DATA RECORDS>
-------

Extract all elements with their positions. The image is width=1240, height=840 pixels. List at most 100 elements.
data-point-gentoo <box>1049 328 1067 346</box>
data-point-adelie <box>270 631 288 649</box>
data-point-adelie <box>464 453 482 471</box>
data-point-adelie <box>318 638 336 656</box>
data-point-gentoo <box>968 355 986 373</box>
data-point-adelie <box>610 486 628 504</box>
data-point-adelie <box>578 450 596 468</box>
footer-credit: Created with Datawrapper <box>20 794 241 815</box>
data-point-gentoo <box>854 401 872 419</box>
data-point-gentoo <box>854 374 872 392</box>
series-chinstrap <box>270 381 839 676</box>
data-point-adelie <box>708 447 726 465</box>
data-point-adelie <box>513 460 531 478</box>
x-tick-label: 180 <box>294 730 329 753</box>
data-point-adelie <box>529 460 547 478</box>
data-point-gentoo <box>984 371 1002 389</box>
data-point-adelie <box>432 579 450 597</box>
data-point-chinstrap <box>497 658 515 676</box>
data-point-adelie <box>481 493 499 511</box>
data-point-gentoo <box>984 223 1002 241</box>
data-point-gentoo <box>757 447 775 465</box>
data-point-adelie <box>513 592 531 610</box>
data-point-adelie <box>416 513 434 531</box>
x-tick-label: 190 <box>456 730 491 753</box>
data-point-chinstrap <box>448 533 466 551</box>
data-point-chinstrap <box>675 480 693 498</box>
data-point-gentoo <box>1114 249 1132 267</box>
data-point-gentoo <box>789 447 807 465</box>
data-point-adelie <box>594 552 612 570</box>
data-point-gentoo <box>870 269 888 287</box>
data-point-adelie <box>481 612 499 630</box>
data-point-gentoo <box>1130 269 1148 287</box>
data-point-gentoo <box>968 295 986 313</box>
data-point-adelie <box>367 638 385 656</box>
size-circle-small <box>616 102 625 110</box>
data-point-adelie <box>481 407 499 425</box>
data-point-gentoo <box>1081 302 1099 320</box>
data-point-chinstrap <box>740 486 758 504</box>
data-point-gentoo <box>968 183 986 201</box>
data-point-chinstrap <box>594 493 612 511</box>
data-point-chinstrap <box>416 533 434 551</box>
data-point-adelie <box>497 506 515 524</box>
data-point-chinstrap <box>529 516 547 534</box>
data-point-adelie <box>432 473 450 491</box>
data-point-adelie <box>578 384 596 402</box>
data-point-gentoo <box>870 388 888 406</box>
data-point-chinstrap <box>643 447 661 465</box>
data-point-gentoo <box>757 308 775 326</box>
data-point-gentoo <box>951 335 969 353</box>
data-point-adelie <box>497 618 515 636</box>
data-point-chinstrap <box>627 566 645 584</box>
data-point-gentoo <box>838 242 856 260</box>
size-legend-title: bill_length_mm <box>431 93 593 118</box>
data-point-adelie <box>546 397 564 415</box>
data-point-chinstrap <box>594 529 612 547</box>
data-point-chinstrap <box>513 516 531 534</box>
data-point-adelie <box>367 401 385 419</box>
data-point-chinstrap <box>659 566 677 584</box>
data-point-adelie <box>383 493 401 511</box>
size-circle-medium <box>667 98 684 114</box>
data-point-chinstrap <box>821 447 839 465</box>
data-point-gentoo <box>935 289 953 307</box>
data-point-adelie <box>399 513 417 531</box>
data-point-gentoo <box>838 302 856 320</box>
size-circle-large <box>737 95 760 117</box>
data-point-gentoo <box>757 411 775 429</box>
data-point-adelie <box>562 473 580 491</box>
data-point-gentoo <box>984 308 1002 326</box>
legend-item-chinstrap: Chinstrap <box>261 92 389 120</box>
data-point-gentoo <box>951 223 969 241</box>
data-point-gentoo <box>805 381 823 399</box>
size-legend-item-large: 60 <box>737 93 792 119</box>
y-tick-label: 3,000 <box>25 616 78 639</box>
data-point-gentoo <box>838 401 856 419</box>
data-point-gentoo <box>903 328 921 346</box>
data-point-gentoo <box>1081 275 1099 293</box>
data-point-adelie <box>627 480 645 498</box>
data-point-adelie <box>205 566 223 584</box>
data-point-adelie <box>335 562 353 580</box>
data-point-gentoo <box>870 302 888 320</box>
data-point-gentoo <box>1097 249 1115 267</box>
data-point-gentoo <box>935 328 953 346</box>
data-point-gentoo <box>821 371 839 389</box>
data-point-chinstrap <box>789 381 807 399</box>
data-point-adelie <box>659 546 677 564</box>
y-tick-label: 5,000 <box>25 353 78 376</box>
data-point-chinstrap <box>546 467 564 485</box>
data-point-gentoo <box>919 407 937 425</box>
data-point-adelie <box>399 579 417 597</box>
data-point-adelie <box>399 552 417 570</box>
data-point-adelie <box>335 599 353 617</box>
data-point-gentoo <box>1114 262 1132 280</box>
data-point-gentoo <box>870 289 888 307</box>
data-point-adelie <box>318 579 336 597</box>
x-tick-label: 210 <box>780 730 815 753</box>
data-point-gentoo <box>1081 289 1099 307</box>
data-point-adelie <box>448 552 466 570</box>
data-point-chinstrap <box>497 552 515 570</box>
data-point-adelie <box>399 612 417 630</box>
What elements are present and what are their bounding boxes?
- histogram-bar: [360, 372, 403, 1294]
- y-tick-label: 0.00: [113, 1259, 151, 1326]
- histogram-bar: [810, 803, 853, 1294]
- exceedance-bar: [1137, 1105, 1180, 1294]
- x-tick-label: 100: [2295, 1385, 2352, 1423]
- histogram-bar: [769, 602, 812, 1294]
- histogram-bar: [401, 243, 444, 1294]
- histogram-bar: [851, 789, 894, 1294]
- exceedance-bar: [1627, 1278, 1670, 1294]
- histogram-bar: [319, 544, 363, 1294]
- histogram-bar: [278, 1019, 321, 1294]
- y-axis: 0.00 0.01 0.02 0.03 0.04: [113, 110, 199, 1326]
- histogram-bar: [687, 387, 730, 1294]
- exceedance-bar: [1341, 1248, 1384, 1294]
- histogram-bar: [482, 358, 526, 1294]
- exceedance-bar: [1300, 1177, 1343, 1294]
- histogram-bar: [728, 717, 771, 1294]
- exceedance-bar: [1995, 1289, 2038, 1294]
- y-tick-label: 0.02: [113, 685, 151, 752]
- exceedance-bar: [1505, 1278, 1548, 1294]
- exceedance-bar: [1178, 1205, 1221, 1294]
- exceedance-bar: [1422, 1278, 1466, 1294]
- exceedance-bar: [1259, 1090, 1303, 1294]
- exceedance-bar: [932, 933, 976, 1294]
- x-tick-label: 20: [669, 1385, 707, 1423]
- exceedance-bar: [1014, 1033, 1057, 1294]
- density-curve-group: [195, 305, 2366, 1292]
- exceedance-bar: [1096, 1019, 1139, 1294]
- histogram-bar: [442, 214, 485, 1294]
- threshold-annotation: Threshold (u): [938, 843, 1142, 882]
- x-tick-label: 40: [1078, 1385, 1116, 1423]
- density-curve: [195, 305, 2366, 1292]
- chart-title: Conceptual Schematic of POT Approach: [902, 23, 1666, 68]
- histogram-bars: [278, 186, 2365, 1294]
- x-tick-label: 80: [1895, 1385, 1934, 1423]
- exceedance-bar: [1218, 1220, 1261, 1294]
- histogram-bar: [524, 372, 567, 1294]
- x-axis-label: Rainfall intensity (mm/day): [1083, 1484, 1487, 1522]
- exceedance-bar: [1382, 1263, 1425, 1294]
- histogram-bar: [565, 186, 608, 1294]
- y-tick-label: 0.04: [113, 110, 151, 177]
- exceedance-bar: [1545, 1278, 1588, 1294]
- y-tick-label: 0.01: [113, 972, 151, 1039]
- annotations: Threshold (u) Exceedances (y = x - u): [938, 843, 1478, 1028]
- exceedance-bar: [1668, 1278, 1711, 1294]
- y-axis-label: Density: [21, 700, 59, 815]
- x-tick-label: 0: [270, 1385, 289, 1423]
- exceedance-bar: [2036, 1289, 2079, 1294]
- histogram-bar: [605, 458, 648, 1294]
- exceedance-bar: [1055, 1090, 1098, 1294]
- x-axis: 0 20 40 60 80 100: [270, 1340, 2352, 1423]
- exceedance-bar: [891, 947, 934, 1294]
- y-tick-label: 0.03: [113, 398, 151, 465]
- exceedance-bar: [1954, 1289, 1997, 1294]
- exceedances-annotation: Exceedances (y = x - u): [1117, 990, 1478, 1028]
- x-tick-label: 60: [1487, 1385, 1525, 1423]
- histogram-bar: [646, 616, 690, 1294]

-------

REQUIRED TASK>
Repeat everything from the start of the entries down to the line containing "data-point-adelie <box>610 486 628 504</box>", swapping "data-point-gentoo" for "data-point-chinstrap" and leaving the rest unchanged.

COMPLETE OUTPUT>
Extract all elements with their positions. The image is width=1240, height=840 pixels. List at most 100 elements.
data-point-chinstrap <box>1049 328 1067 346</box>
data-point-adelie <box>270 631 288 649</box>
data-point-adelie <box>464 453 482 471</box>
data-point-adelie <box>318 638 336 656</box>
data-point-chinstrap <box>968 355 986 373</box>
data-point-adelie <box>610 486 628 504</box>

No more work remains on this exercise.